» **Problem requirements**
Would you return all of this data exactly, leaving nothing out?

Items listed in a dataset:
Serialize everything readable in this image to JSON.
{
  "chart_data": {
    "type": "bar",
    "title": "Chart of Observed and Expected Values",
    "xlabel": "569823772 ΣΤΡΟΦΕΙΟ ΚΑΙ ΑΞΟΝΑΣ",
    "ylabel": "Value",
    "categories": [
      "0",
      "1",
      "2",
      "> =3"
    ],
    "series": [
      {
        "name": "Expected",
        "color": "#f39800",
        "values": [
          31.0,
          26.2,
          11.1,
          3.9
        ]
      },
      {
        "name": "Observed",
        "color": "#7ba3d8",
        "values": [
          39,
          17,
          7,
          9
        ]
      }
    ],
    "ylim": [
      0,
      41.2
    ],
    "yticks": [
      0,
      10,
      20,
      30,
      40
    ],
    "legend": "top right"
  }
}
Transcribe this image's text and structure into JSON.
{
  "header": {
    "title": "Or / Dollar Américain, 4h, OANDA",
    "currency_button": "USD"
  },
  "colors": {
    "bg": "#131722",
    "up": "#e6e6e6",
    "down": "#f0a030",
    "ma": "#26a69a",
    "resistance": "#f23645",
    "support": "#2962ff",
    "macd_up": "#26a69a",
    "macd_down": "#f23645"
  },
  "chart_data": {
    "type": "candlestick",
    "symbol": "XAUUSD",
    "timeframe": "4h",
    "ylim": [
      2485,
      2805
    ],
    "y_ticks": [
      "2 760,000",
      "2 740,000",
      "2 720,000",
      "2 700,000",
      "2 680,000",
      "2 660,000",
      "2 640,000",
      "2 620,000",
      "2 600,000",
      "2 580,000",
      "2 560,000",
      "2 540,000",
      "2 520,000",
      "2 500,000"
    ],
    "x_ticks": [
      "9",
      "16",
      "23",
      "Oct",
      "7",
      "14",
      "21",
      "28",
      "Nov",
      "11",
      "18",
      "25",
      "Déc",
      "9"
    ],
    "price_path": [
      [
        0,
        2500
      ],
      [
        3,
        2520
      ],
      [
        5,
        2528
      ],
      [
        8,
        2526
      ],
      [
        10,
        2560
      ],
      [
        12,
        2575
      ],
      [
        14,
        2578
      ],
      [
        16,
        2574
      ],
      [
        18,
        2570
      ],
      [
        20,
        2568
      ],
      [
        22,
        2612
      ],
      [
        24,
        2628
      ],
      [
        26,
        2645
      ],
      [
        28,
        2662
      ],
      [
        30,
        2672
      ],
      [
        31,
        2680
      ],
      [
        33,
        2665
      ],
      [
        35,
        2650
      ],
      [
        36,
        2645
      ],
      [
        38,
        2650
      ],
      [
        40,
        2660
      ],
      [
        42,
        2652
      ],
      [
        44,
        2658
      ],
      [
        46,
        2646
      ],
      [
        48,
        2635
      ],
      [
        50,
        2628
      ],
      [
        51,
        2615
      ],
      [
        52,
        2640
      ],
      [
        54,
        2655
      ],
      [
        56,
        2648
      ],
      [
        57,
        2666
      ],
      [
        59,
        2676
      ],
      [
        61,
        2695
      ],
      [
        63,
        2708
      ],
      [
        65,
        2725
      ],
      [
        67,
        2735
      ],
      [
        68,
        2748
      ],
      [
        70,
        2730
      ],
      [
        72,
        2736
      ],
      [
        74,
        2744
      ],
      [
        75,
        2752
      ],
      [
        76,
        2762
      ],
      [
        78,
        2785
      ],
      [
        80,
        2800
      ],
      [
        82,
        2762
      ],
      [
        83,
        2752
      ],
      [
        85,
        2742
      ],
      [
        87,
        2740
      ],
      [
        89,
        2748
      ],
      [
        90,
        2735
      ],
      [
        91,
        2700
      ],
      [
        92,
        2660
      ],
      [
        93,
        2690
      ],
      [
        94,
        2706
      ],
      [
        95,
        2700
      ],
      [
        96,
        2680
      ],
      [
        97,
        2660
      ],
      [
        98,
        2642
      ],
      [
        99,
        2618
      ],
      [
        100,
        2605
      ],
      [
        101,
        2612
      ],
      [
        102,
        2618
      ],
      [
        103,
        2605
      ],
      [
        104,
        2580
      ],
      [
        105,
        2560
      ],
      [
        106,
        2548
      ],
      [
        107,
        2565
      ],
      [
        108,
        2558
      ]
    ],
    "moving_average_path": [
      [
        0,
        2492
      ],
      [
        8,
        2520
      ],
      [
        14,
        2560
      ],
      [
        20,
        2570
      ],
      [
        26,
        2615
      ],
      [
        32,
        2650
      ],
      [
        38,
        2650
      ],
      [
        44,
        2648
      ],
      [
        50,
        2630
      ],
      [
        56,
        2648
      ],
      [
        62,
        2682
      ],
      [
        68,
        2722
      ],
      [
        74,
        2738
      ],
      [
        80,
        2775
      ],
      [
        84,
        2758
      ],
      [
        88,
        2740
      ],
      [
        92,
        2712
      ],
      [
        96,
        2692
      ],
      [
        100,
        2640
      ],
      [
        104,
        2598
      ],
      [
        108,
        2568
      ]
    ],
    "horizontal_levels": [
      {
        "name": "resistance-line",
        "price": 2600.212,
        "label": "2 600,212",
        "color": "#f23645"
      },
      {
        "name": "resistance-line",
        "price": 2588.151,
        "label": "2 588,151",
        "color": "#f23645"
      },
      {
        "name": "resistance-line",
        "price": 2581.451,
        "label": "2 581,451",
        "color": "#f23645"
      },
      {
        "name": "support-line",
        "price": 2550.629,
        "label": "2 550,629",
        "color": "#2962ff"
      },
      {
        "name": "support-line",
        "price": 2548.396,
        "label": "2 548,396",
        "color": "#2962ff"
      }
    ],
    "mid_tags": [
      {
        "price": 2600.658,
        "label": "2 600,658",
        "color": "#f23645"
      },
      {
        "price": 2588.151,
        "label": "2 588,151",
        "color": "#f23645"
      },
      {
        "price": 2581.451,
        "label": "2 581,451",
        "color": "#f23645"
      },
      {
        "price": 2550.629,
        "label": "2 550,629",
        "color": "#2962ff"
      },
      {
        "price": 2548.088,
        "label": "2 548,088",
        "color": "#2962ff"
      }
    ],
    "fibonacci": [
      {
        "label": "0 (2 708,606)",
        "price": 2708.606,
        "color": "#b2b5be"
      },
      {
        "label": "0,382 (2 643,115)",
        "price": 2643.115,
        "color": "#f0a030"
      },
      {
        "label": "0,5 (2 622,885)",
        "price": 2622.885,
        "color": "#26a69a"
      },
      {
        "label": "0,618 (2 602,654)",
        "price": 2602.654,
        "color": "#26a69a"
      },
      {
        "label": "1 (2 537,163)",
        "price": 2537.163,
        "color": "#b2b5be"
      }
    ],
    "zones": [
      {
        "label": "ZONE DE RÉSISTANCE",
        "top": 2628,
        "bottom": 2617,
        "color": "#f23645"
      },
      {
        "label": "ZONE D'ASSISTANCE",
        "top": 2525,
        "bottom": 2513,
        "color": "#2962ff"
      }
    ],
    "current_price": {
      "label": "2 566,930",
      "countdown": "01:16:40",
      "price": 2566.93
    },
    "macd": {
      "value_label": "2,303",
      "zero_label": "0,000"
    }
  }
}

» **Completed exercise**
Serialize everything readable in this image to JSON.
{
  "chart_data": {
    "type": "bar",
    "title": "Chart of Observed and Expected Values",
    "xlabel": "569823772 ΣΤΡΟΦΕΙΟ ΚΑΙ ΑΞΟΝΑΣ",
    "ylabel": "Value",
    "categories": [
      "0",
      "1",
      "2",
      "> =3"
    ],
    "series": [
      {
        "name": "Expected",
        "color": "#f39800",
        "values": [
          31.0,
          26.2,
          11.1,
          3.9
        ]
      },
      {
        "name": "Observed",
        "color": "#7ba3d8",
        "values": [
          39,
          17,
          7,
          9
        ]
      }
    ],
    "ylim": [
      0,
      41.2
    ],
    "yticks": [
      0,
      10,
      20,
      30,
      40
    ],
    "legend": "top right"
  }
}
Transcribe this image's text and structure into JSON.
{
  "header": {
    "title": "Or / Dollar Américain, 4h, OANDA",
    "currency_button": "USD"
  },
  "colors": {
    "bg": "#131722",
    "up": "#e6e6e6",
    "down": "#f0a030",
    "ma": "#26a69a",
    "resistance": "#f23645",
    "support": "#2962ff",
    "macd_up": "#26a69a",
    "macd_down": "#f23645"
  },
  "chart_data": {
    "type": "candlestick",
    "symbol": "XAUUSD",
    "timeframe": "4h",
    "ylim": [
      2485,
      2805
    ],
    "y_ticks": [
      "2 760,000",
      "2 740,000",
      "2 720,000",
      "2 700,000",
      "2 680,000",
      "2 660,000",
      "2 640,000",
      "2 620,000",
      "2 600,000",
      "2 580,000",
      "2 560,000",
      "2 540,000",
      "2 520,000",
      "2 500,000"
    ],
    "x_ticks": [
      "9",
      "16",
      "23",
      "Oct",
      "7",
      "14",
      "21",
      "28",
      "Nov",
      "11",
      "18",
      "25",
      "Déc",
      "9"
    ],
    "price_path": [
      [
        0,
        2500
      ],
      [
        3,
        2520
      ],
      [
        5,
        2528
      ],
      [
        8,
        2526
      ],
      [
        10,
        2560
      ],
      [
        12,
        2575
      ],
      [
        14,
        2578
      ],
      [
        16,
        2574
      ],
      [
        18,
        2570
      ],
      [
        20,
        2568
      ],
      [
        22,
        2612
      ],
      [
        24,
        2628
      ],
      [
        26,
        2645
      ],
      [
        28,
        2662
      ],
      [
        30,
        2672
      ],
      [
        31,
        2680
      ],
      [
        33,
        2665
      ],
      [
        35,
        2650
      ],
      [
        36,
        2645
      ],
      [
        38,
        2650
      ],
      [
        40,
        2660
      ],
      [
        42,
        2652
      ],
      [
        44,
        2658
      ],
      [
        46,
        2646
      ],
      [
        48,
        2635
      ],
      [
        50,
        2628
      ],
      [
        51,
        2615
      ],
      [
        52,
        2640
      ],
      [
        54,
        2655
      ],
      [
        56,
        2648
      ],
      [
        57,
        2666
      ],
      [
        59,
        2676
      ],
      [
        61,
        2695
      ],
      [
        63,
        2708
      ],
      [
        65,
        2725
      ],
      [
        67,
        2735
      ],
      [
        68,
        2748
      ],
      [
        70,
        2730
      ],
      [
        72,
        2736
      ],
      [
        74,
        2744
      ],
      [
        75,
        2752
      ],
      [
        76,
        2762
      ],
      [
        78,
        2785
      ],
      [
        80,
        2800
      ],
      [
        82,
        2762
      ],
      [
        83,
        2752
      ],
      [
        85,
        2742
      ],
      [
        87,
        2740
      ],
      [
        89,
        2748
      ],
      [
        90,
        2735
      ],
      [
        91,
        2700
      ],
      [
        92,
        2660
      ],
      [
        93,
        2690
      ],
      [
        94,
        2706
      ],
      [
        95,
        2700
      ],
      [
        96,
        2680
      ],
      [
        97,
        2660
      ],
      [
        98,
        2642
      ],
      [
        99,
        2618
      ],
      [
        100,
        2605
      ],
      [
        101,
        2612
      ],
      [
        102,
        2618
      ],
      [
        103,
        2605
      ],
      [
        104,
        2580
      ],
      [
        105,
        2560
      ],
      [
        106,
        2548
      ],
      [
        107,
        2565
      ],
      [
        108,
        2558
      ]
    ],
    "moving_average_path": [
      [
        0,
        2492
      ],
      [
        8,
        2520
      ],
      [
        14,
        2560
      ],
      [
        20,
        2570
      ],
      [
        26,
        2615
      ],
      [
        32,
        2650
      ],
      [
        38,
        2650
      ],
      [
        44,
        2648
      ],
      [
        50,
        2630
      ],
      [
        56,
        2648
      ],
      [
        62,
        2682
      ],
      [
        68,
        2722
      ],
      [
        74,
        2738
      ],
      [
        80,
        2775
      ],
      [
        84,
        2758
      ],
      [
        88,
        2740
      ],
      [
        92,
        2712
      ],
      [
        96,
        2692
      ],
      [
        100,
        2640
      ],
      [
        104,
        2598
      ],
      [
        108,
        2568
      ]
    ],
    "horizontal_levels": [
      {
        "name": "resistance-line",
        "price": 2600.212,
        "label": "2 600,212",
        "color": "#f23645"
      },
      {
        "name": "resistance-line",
        "price": 2588.151,
        "label": "2 588,151",
        "color": "#f23645"
      },
      {
        "name": "resistance-line",
        "price": 2581.451,
        "label": "2 581,451",
        "color": "#f23645"
      },
      {
        "name": "support-line",
        "price": 2550.629,
        "label": "2 550,629",
        "color": "#2962ff"
      },
      {
        "name": "support-line",
        "price": 2548.396,
        "label": "2 548,396",
        "color": "#2962ff"
      }
    ],
    "mid_tags": [
      {
        "price": 2600.658,
        "label": "2 600,658",
        "color": "#f23645"
      },
      {
        "price": 2588.151,
        "label": "2 588,151",
        "color": "#f23645"
      },
      {
        "price": 2581.451,
        "label": "2 581,451",
        "color": "#f23645"
      },
      {
        "price": 2550.629,
        "label": "2 550,629",
        "color": "#2962ff"
      },
      {
        "price": 2548.088,
        "label": "2 548,088",
        "color": "#2962ff"
      }
    ],
    "fibonacci": [
      {
        "label": "0 (2 708,606)",
        "price": 2708.606,
        "color": "#b2b5be"
      },
      {
        "label": "0,382 (2 643,115)",
        "price": 2643.115,
        "color": "#f0a030"
      },
      {
        "label": "0,5 (2 622,885)",
        "price": 2622.885,
        "color": "#26a69a"
      },
      {
        "label": "0,618 (2 602,654)",
        "price": 2602.654,
        "color": "#26a69a"
      },
      {
        "label": "1 (2 537,163)",
        "price": 2537.163,
        "color": "#b2b5be"
      }
    ],
    "zones": [
      {
        "label": "ZONE DE RÉSISTANCE",
        "top": 2628,
        "bottom": 2617,
        "color": "#f23645"
      },
      {
        "label": "ZONE D'ASSISTANCE",
        "top": 2525,
        "bottom": 2513,
        "color": "#2962ff"
      }
    ],
    "current_price": {
      "label": "2 566,930",
      "countdown": "01:16:40",
      "price": 2566.93
    },
    "macd": {
      "value_label": "2,303",
      "zero_label": "0,000"
    }
  }
}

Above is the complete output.